Stored dataset items

|---|

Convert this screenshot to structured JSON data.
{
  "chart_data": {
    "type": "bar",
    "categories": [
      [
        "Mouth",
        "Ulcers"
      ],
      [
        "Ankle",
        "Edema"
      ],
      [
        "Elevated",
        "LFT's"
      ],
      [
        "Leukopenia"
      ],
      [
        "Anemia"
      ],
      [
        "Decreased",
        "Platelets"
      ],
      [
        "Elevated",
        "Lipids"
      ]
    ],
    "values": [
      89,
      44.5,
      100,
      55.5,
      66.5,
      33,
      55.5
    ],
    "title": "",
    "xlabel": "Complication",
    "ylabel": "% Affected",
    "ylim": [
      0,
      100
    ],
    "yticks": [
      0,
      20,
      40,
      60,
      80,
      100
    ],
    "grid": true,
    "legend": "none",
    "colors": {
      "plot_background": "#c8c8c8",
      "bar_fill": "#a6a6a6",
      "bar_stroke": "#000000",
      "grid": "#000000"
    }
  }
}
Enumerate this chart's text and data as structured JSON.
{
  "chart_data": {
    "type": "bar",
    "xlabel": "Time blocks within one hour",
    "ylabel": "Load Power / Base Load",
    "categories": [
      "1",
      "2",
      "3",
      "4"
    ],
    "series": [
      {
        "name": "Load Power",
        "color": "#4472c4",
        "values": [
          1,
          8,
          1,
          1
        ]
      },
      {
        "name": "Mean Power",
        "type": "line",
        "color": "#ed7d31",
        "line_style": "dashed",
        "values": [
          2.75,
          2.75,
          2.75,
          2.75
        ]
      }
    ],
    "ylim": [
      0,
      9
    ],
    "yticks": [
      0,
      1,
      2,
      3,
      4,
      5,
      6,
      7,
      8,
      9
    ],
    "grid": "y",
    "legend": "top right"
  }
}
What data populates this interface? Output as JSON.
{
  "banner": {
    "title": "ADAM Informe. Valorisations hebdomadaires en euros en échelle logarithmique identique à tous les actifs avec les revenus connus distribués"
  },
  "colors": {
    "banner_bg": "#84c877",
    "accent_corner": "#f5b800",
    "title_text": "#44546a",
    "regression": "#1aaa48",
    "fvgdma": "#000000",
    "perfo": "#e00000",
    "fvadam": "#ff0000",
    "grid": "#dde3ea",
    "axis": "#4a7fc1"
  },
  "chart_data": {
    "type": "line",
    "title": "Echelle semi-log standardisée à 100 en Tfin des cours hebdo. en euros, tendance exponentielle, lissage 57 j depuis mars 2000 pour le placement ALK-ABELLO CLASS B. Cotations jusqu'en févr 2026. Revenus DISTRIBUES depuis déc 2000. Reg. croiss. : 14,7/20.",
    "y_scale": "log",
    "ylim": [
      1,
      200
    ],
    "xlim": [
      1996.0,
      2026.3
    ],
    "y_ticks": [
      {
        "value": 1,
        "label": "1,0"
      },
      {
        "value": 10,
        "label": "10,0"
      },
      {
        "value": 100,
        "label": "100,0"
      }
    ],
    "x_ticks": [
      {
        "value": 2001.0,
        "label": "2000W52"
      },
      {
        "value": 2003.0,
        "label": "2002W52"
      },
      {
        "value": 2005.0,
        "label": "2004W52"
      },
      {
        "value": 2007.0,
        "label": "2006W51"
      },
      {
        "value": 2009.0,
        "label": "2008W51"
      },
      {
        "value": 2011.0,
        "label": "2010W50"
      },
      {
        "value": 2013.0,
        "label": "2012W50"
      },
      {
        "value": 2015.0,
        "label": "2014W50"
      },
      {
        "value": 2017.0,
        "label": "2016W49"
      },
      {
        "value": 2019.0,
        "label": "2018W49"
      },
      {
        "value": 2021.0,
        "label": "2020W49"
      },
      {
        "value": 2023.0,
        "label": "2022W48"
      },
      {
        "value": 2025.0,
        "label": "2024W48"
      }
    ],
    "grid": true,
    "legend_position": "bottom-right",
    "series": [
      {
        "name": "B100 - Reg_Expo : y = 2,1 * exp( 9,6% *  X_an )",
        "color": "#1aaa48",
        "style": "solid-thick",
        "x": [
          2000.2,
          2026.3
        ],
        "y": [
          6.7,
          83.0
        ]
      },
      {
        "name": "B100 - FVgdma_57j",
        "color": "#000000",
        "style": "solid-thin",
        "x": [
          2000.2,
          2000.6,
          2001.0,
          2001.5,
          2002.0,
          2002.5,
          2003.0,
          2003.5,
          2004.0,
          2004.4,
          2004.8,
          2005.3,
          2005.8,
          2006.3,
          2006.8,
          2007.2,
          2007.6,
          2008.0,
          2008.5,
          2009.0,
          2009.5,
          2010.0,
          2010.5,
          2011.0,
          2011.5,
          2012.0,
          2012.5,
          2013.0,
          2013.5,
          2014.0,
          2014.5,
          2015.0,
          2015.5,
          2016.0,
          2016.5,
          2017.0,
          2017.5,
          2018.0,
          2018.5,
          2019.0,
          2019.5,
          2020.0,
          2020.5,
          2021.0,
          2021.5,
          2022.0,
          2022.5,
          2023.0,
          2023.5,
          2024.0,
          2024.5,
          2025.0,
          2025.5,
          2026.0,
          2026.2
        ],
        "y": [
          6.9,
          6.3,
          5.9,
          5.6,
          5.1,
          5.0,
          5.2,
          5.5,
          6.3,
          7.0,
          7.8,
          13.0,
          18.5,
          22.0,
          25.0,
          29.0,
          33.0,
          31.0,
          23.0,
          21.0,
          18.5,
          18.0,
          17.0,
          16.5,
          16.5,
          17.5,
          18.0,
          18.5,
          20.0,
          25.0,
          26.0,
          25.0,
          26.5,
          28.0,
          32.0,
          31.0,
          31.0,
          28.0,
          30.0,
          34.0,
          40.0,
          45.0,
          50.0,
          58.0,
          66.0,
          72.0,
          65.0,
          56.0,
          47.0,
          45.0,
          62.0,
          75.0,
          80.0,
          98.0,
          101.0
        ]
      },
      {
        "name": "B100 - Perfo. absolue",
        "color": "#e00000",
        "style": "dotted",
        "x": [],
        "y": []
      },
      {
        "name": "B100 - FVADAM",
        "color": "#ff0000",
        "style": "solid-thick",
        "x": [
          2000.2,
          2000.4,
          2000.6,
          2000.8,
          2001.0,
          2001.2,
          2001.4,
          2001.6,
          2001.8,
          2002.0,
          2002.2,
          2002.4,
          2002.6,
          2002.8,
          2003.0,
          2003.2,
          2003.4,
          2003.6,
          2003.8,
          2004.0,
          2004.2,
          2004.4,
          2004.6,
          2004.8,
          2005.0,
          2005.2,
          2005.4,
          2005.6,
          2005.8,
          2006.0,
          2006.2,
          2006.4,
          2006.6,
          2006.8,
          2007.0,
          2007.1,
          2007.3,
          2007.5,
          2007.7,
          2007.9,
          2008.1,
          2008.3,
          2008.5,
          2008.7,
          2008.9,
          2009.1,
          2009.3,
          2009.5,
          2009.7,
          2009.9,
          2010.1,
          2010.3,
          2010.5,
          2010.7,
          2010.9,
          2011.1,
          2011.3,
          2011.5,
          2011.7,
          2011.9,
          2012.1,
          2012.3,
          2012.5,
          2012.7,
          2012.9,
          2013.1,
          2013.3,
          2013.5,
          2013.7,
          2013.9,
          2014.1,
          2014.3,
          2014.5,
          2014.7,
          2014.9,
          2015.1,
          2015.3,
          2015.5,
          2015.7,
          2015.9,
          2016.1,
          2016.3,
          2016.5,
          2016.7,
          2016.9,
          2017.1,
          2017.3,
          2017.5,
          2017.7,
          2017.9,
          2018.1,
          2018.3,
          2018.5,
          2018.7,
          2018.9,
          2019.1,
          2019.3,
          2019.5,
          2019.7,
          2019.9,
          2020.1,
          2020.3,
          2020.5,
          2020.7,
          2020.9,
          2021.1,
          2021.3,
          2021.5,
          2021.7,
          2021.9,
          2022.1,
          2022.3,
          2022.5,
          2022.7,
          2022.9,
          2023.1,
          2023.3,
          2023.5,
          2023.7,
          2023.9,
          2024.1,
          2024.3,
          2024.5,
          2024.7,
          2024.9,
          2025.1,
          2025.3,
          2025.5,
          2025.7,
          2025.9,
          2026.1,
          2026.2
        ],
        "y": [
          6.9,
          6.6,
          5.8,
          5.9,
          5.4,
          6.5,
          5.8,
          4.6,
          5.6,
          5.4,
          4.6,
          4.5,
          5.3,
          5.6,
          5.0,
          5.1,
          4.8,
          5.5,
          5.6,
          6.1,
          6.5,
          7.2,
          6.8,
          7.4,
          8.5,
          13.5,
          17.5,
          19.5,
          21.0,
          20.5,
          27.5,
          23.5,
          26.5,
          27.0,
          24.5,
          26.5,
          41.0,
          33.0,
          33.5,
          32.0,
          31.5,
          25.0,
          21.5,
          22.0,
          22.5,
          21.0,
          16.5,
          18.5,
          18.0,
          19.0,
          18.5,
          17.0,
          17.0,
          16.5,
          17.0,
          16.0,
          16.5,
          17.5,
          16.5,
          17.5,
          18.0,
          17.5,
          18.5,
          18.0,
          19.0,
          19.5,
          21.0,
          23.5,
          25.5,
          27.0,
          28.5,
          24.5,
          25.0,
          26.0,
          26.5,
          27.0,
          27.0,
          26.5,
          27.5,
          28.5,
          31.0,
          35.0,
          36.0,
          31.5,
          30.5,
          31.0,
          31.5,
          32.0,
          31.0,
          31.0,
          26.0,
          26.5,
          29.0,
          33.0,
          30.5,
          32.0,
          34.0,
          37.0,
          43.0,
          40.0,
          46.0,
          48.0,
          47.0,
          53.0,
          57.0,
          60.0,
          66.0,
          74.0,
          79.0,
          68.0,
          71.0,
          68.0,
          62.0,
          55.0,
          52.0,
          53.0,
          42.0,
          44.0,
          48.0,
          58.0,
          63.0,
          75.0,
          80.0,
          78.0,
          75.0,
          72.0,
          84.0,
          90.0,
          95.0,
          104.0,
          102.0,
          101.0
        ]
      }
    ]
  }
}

|---|

• [EXERCISE OBJECTIVE]: Give the number of lines in the listing above that contain "ylabel", and nothing else.

• [FINAL ANSWER]: 2